INPUT ▸
#####
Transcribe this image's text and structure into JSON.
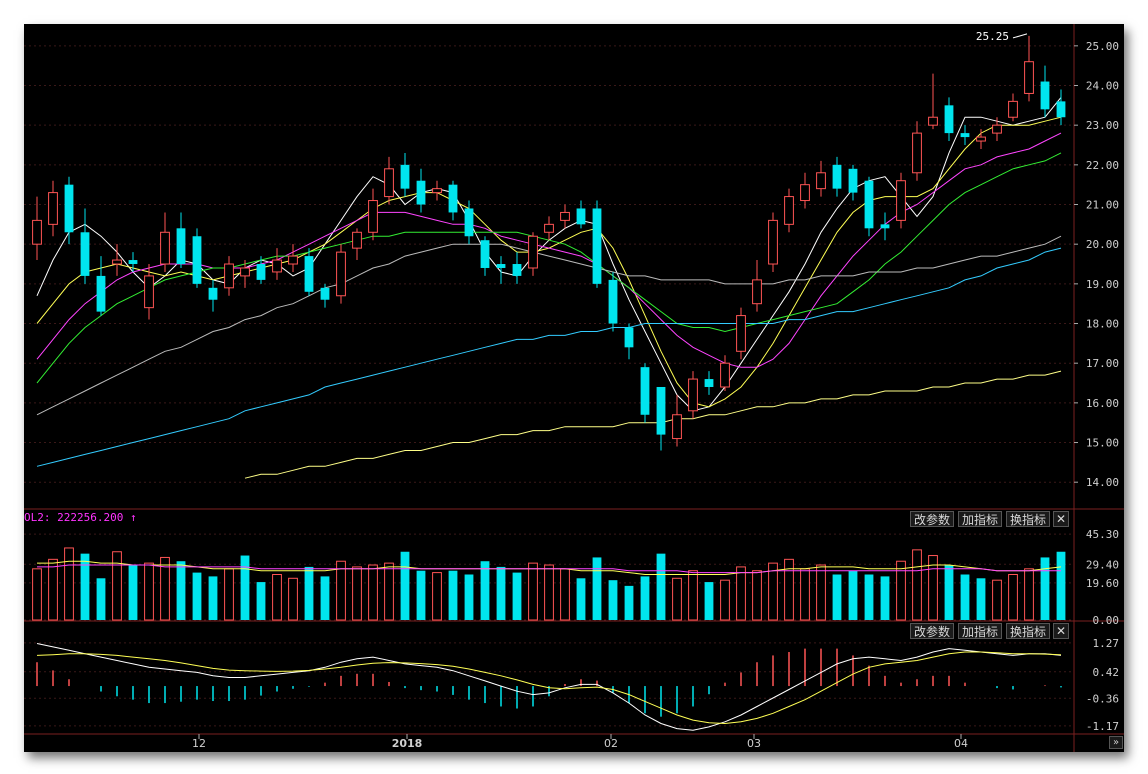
{
  "colors": {
    "up": "#ff5555",
    "down": "#00e5ee",
    "grid": "#3a1818",
    "axis": "#d0d0d0",
    "ma": [
      "#ffffff",
      "#ffff55",
      "#ff44ff",
      "#33ee33",
      "#bbbbbb",
      "#33ccff",
      "#ffff88"
    ]
  },
  "toolbar": {
    "params_label": "改参数",
    "add_indicator_label": "加指标",
    "switch_indicator_label": "换指标",
    "close_label": "✕",
    "expand_label": "»"
  },
  "volume": {
    "label": "OL2: 222256.200",
    "arrow": "↑"
  },
  "chart_data": [
    {
      "type": "candlestick",
      "title": "",
      "ylim": [
        13.4,
        25.5
      ],
      "y_ticks": [
        "25.00",
        "24.00",
        "23.00",
        "22.00",
        "21.00",
        "20.00",
        "19.00",
        "18.00",
        "17.00",
        "16.00",
        "15.00",
        "14.00"
      ],
      "x_labels": [
        "12",
        "2018",
        "02",
        "03",
        "04"
      ],
      "annotations": [
        {
          "text": "25.25",
          "value": 25.25
        }
      ],
      "candles": [],
      "moving_averages": [
        {
          "values": [
            18.7,
            19.6,
            20.3,
            20.5,
            20.2,
            19.8,
            19.3,
            18.9,
            19.2,
            19.6,
            19.5,
            19.1,
            19.0,
            19.4,
            19.6,
            19.5,
            19.2,
            19.4,
            20.0,
            20.6,
            21.2,
            21.7,
            21.5,
            21.0,
            21.3,
            21.4,
            21.3,
            20.6,
            19.8,
            19.3,
            19.2,
            19.7,
            20.1,
            20.4,
            20.6,
            20.5,
            19.5,
            18.6,
            17.8,
            17.0,
            16.2,
            15.8,
            15.9,
            16.4,
            17.0,
            17.6,
            18.2,
            18.8,
            19.5,
            20.3,
            20.9,
            21.4,
            21.6,
            21.7,
            21.2,
            20.7,
            21.2,
            22.3,
            23.2,
            23.2,
            23.1,
            23.0,
            23.1,
            23.2,
            23.7
          ]
        },
        {
          "values": [
            18.0,
            18.5,
            19.0,
            19.3,
            19.4,
            19.5,
            19.4,
            19.3,
            19.2,
            19.3,
            19.2,
            19.1,
            19.2,
            19.3,
            19.4,
            19.5,
            19.6,
            19.8,
            20.0,
            20.3,
            20.6,
            20.9,
            21.1,
            21.2,
            21.3,
            21.3,
            21.1,
            20.9,
            20.5,
            20.1,
            19.8,
            19.8,
            19.9,
            20.1,
            20.3,
            20.4,
            19.9,
            19.1,
            18.2,
            17.3,
            16.5,
            16.0,
            15.9,
            16.1,
            16.4,
            16.9,
            17.5,
            18.2,
            18.9,
            19.6,
            20.3,
            20.8,
            21.1,
            21.2,
            21.2,
            21.2,
            21.4,
            21.9,
            22.4,
            22.8,
            23.0,
            23.0,
            23.0,
            23.1,
            23.2
          ]
        },
        {
          "values": [
            17.1,
            17.6,
            18.1,
            18.5,
            18.8,
            19.1,
            19.3,
            19.4,
            19.5,
            19.5,
            19.5,
            19.4,
            19.4,
            19.4,
            19.5,
            19.6,
            19.8,
            20.0,
            20.2,
            20.4,
            20.6,
            20.8,
            20.8,
            20.8,
            20.7,
            20.6,
            20.5,
            20.5,
            20.4,
            20.2,
            20.1,
            20.0,
            19.9,
            19.8,
            19.7,
            19.5,
            19.2,
            18.9,
            18.5,
            18.1,
            17.7,
            17.4,
            17.2,
            17.0,
            16.9,
            16.9,
            17.1,
            17.5,
            18.1,
            18.7,
            19.2,
            19.7,
            20.1,
            20.5,
            20.8,
            21.0,
            21.3,
            21.6,
            21.9,
            22.0,
            22.2,
            22.3,
            22.4,
            22.6,
            22.8
          ]
        },
        {
          "values": [
            16.5,
            17.0,
            17.5,
            17.9,
            18.2,
            18.5,
            18.7,
            18.9,
            19.1,
            19.2,
            19.3,
            19.4,
            19.4,
            19.5,
            19.6,
            19.7,
            19.7,
            19.8,
            19.9,
            20.0,
            20.1,
            20.2,
            20.2,
            20.3,
            20.3,
            20.3,
            20.3,
            20.3,
            20.3,
            20.3,
            20.3,
            20.2,
            20.1,
            20.0,
            19.8,
            19.5,
            19.2,
            18.9,
            18.6,
            18.3,
            18.0,
            17.9,
            17.9,
            17.8,
            17.9,
            18.0,
            18.1,
            18.2,
            18.3,
            18.4,
            18.5,
            18.8,
            19.1,
            19.5,
            19.8,
            20.2,
            20.6,
            21.0,
            21.3,
            21.5,
            21.7,
            21.9,
            22.0,
            22.1,
            22.3
          ]
        },
        {
          "values": [
            15.7,
            15.9,
            16.1,
            16.3,
            16.5,
            16.7,
            16.9,
            17.1,
            17.3,
            17.4,
            17.6,
            17.8,
            17.9,
            18.1,
            18.2,
            18.4,
            18.5,
            18.7,
            18.9,
            19.0,
            19.2,
            19.4,
            19.5,
            19.7,
            19.8,
            19.9,
            20.0,
            20.0,
            20.0,
            20.0,
            19.9,
            19.8,
            19.7,
            19.6,
            19.5,
            19.4,
            19.3,
            19.2,
            19.2,
            19.1,
            19.1,
            19.1,
            19.1,
            19.0,
            19.0,
            19.0,
            19.0,
            19.1,
            19.1,
            19.2,
            19.2,
            19.2,
            19.3,
            19.3,
            19.3,
            19.4,
            19.4,
            19.5,
            19.6,
            19.7,
            19.7,
            19.8,
            19.9,
            20.0,
            20.2
          ]
        },
        {
          "values": [
            14.4,
            14.5,
            14.6,
            14.7,
            14.8,
            14.9,
            15.0,
            15.1,
            15.2,
            15.3,
            15.4,
            15.5,
            15.6,
            15.8,
            15.9,
            16.0,
            16.1,
            16.2,
            16.4,
            16.5,
            16.6,
            16.7,
            16.8,
            16.9,
            17.0,
            17.1,
            17.2,
            17.3,
            17.4,
            17.5,
            17.6,
            17.6,
            17.7,
            17.7,
            17.8,
            17.8,
            17.9,
            17.9,
            18.0,
            18.0,
            18.0,
            18.0,
            18.0,
            18.0,
            18.0,
            18.0,
            18.0,
            18.1,
            18.1,
            18.2,
            18.3,
            18.3,
            18.4,
            18.5,
            18.6,
            18.7,
            18.8,
            18.9,
            19.1,
            19.2,
            19.4,
            19.5,
            19.6,
            19.8,
            19.9
          ]
        },
        {
          "values": [
            null,
            null,
            null,
            null,
            null,
            null,
            null,
            null,
            null,
            null,
            null,
            null,
            null,
            14.1,
            14.2,
            14.2,
            14.3,
            14.4,
            14.4,
            14.5,
            14.6,
            14.6,
            14.7,
            14.8,
            14.8,
            14.9,
            15.0,
            15.0,
            15.1,
            15.2,
            15.2,
            15.3,
            15.3,
            15.4,
            15.4,
            15.4,
            15.4,
            15.5,
            15.5,
            15.5,
            15.6,
            15.6,
            15.7,
            15.7,
            15.8,
            15.9,
            15.9,
            16.0,
            16.0,
            16.1,
            16.1,
            16.2,
            16.2,
            16.3,
            16.3,
            16.3,
            16.4,
            16.4,
            16.5,
            16.5,
            16.6,
            16.6,
            16.7,
            16.7,
            16.8
          ]
        }
      ]
    },
    {
      "type": "bar",
      "title": "OL2: 222256.200",
      "ylim": [
        0,
        48
      ],
      "y_ticks": [
        "45.30",
        "29.40",
        "19.60",
        "0.00"
      ],
      "volumes": [],
      "averages": [
        {
          "color_index": 1,
          "values": []
        },
        {
          "color_index": 2,
          "values": []
        }
      ]
    },
    {
      "type": "line",
      "title": "",
      "ylim": [
        -1.35,
        1.5
      ],
      "y_ticks": [
        "1.27",
        "0.42",
        "-0.36",
        "-1.17"
      ],
      "dif": [],
      "dea": [],
      "macd_hist": []
    }
  ]
}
#####
DO THIS ▸ Give the number of lines in the data that contain "text", with no other words.

RESPONSE TO THIS EXERCISE ▸ 2